- TASK STATEMENT: Without including the pictures, copy out every line below.

== SUPPLIED ENTRIES ==

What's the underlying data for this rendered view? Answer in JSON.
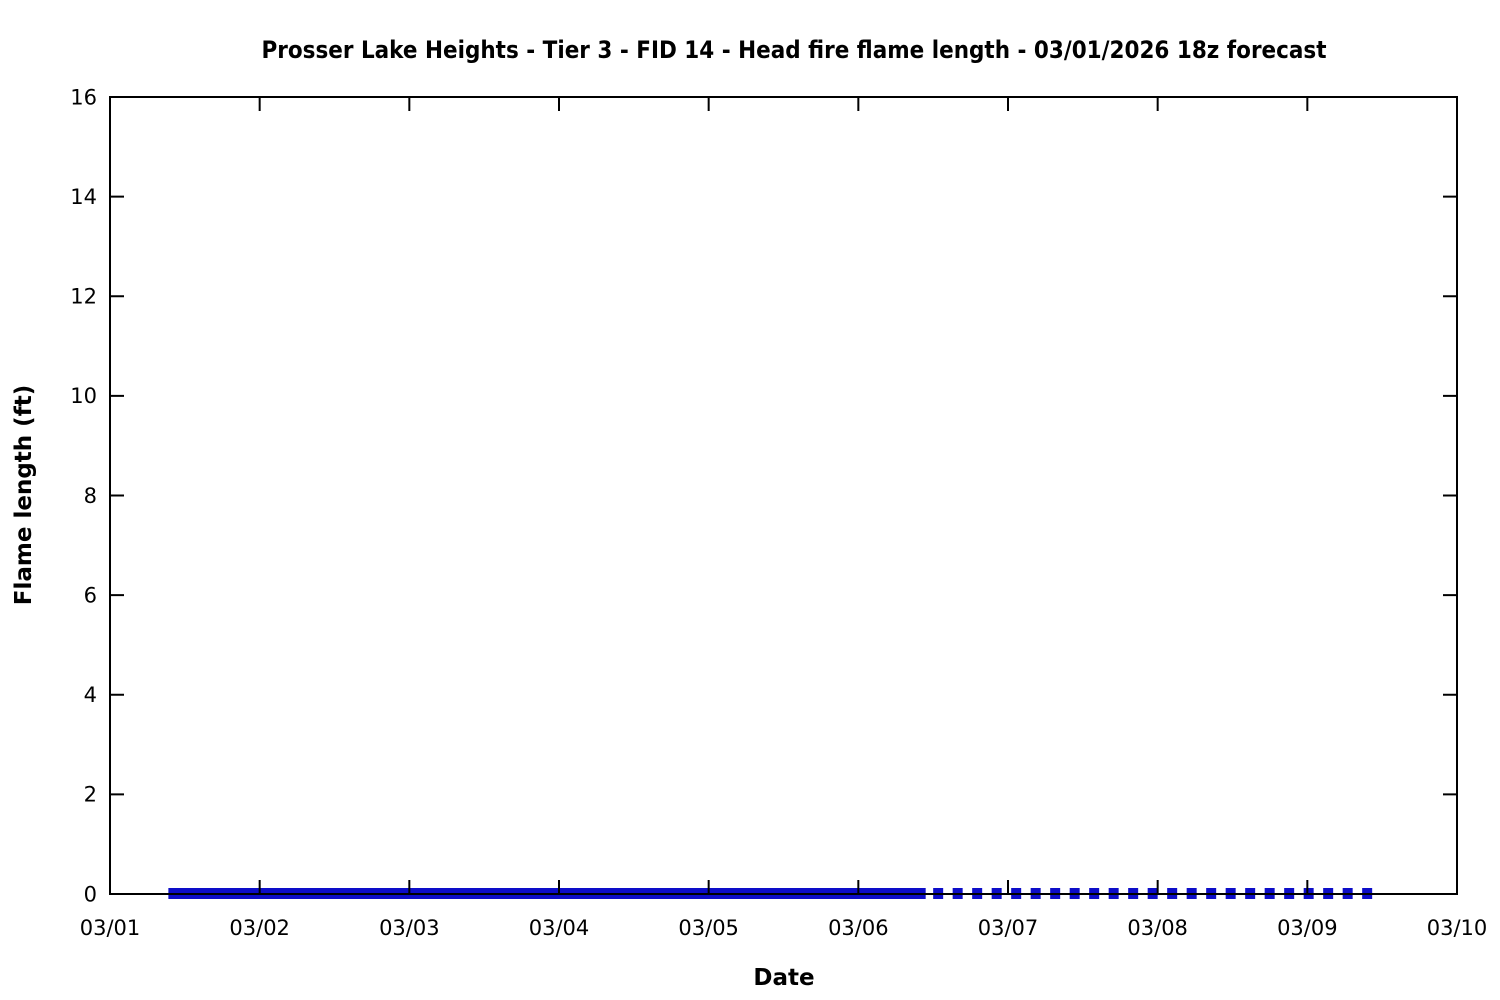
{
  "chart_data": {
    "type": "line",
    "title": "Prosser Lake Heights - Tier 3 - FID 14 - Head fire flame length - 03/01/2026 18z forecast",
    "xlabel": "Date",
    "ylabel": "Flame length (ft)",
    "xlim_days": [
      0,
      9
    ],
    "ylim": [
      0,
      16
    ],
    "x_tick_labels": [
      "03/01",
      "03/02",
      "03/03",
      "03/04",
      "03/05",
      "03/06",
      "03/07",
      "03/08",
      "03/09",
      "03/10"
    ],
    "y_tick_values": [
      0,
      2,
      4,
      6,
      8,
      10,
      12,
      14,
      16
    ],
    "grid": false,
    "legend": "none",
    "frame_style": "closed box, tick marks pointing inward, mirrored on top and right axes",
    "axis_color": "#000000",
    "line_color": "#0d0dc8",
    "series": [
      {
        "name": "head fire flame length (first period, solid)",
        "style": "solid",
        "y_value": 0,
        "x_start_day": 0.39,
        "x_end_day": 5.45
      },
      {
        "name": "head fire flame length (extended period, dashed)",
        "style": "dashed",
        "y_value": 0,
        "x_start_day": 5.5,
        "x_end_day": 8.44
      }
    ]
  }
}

===

- RESPONSE TO THE EXERCISE:
What's the underlying data for this rendered view? Answer in JSON.
{
  "chart_data": {
    "type": "line",
    "title": "Prosser Lake Heights - Tier 3 - FID 14 - Head fire flame length - 03/01/2026 18z forecast",
    "xlabel": "Date",
    "ylabel": "Flame length (ft)",
    "xlim_days": [
      0,
      9
    ],
    "ylim": [
      0,
      16
    ],
    "x_tick_labels": [
      "03/01",
      "03/02",
      "03/03",
      "03/04",
      "03/05",
      "03/06",
      "03/07",
      "03/08",
      "03/09",
      "03/10"
    ],
    "y_tick_values": [
      0,
      2,
      4,
      6,
      8,
      10,
      12,
      14,
      16
    ],
    "grid": false,
    "legend": "none",
    "frame_style": "closed box, tick marks pointing inward, mirrored on top and right axes",
    "axis_color": "#000000",
    "line_color": "#0d0dc8",
    "series": [
      {
        "name": "head fire flame length (first period, solid)",
        "style": "solid",
        "y_value": 0,
        "x_start_day": 0.39,
        "x_end_day": 5.45
      },
      {
        "name": "head fire flame length (extended period, dashed)",
        "style": "dashed",
        "y_value": 0,
        "x_start_day": 5.5,
        "x_end_day": 8.44
      }
    ]
  }
}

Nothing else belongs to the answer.